- Set problem
Quote the listing below in full and exactly as written, but omit every picture.

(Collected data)
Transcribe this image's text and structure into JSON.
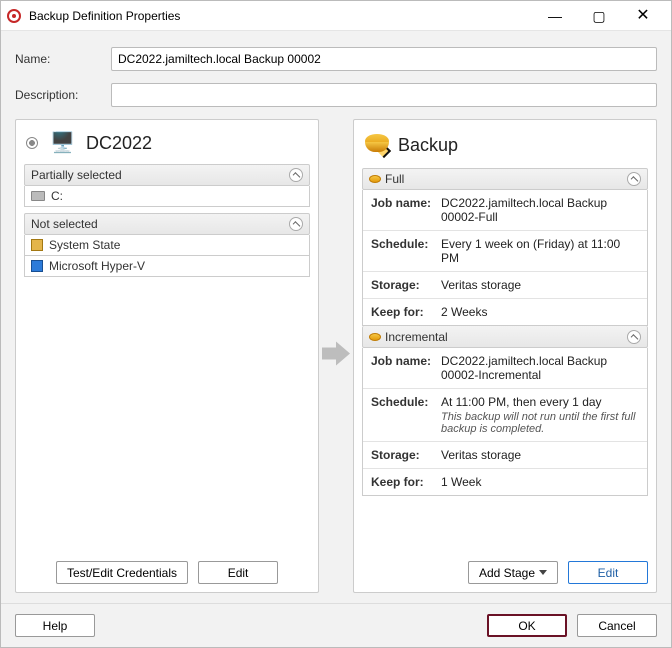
{
  "window": {
    "title": "Backup Definition Properties"
  },
  "form": {
    "nameLabel": "Name:",
    "nameValue": "DC2022.jamiltech.local Backup 00002",
    "descLabel": "Description:",
    "descValue": ""
  },
  "leftPanel": {
    "title": "DC2022",
    "sections": {
      "partial": {
        "head": "Partially selected",
        "items": [
          "C:"
        ]
      },
      "notsel": {
        "head": "Not selected",
        "items": [
          "System State",
          "Microsoft Hyper-V"
        ]
      }
    },
    "buttons": {
      "cred": "Test/Edit Credentials",
      "edit": "Edit"
    }
  },
  "rightPanel": {
    "title": "Backup",
    "full": {
      "head": "Full",
      "jobNameKey": "Job name:",
      "jobNameVal": "DC2022.jamiltech.local Backup 00002-Full",
      "schedKey": "Schedule:",
      "schedVal": "Every 1 week on (Friday) at 11:00 PM",
      "storageKey": "Storage:",
      "storageVal": "Veritas storage",
      "keepKey": "Keep for:",
      "keepVal": "2 Weeks"
    },
    "incr": {
      "head": "Incremental",
      "jobNameKey": "Job name:",
      "jobNameVal": "DC2022.jamiltech.local Backup 00002-Incremental",
      "schedKey": "Schedule:",
      "schedVal": "At 11:00 PM, then every 1 day",
      "schedNote": "This backup will not run until the first full backup is completed.",
      "storageKey": "Storage:",
      "storageVal": "Veritas storage",
      "keepKey": "Keep for:",
      "keepVal": "1 Week"
    },
    "buttons": {
      "stage": "Add Stage",
      "edit": "Edit"
    }
  },
  "footer": {
    "help": "Help",
    "ok": "OK",
    "cancel": "Cancel"
  },
  "winBtns": {
    "min": "—",
    "max": "▢",
    "close": "✕"
  }
}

- Solution below
Transcribe this image's text and structure into JSON.
{
  "window": {
    "title": "Backup Definition Properties"
  },
  "form": {
    "nameLabel": "Name:",
    "nameValue": "DC2022.jamiltech.local Backup 00002",
    "descLabel": "Description:",
    "descValue": ""
  },
  "leftPanel": {
    "title": "DC2022",
    "sections": {
      "partial": {
        "head": "Partially selected",
        "items": [
          "C:"
        ]
      },
      "notsel": {
        "head": "Not selected",
        "items": [
          "System State",
          "Microsoft Hyper-V"
        ]
      }
    },
    "buttons": {
      "cred": "Test/Edit Credentials",
      "edit": "Edit"
    }
  },
  "rightPanel": {
    "title": "Backup",
    "full": {
      "head": "Full",
      "jobNameKey": "Job name:",
      "jobNameVal": "DC2022.jamiltech.local Backup 00002-Full",
      "schedKey": "Schedule:",
      "schedVal": "Every 1 week on (Friday) at 11:00 PM",
      "storageKey": "Storage:",
      "storageVal": "Veritas storage",
      "keepKey": "Keep for:",
      "keepVal": "2 Weeks"
    },
    "incr": {
      "head": "Incremental",
      "jobNameKey": "Job name:",
      "jobNameVal": "DC2022.jamiltech.local Backup 00002-Incremental",
      "schedKey": "Schedule:",
      "schedVal": "At 11:00 PM, then every 1 day",
      "schedNote": "This backup will not run until the first full backup is completed.",
      "storageKey": "Storage:",
      "storageVal": "Veritas storage",
      "keepKey": "Keep for:",
      "keepVal": "1 Week"
    },
    "buttons": {
      "stage": "Add Stage",
      "edit": "Edit"
    }
  },
  "footer": {
    "help": "Help",
    "ok": "OK",
    "cancel": "Cancel"
  },
  "winBtns": {
    "min": "—",
    "max": "▢",
    "close": "✕"
  }
}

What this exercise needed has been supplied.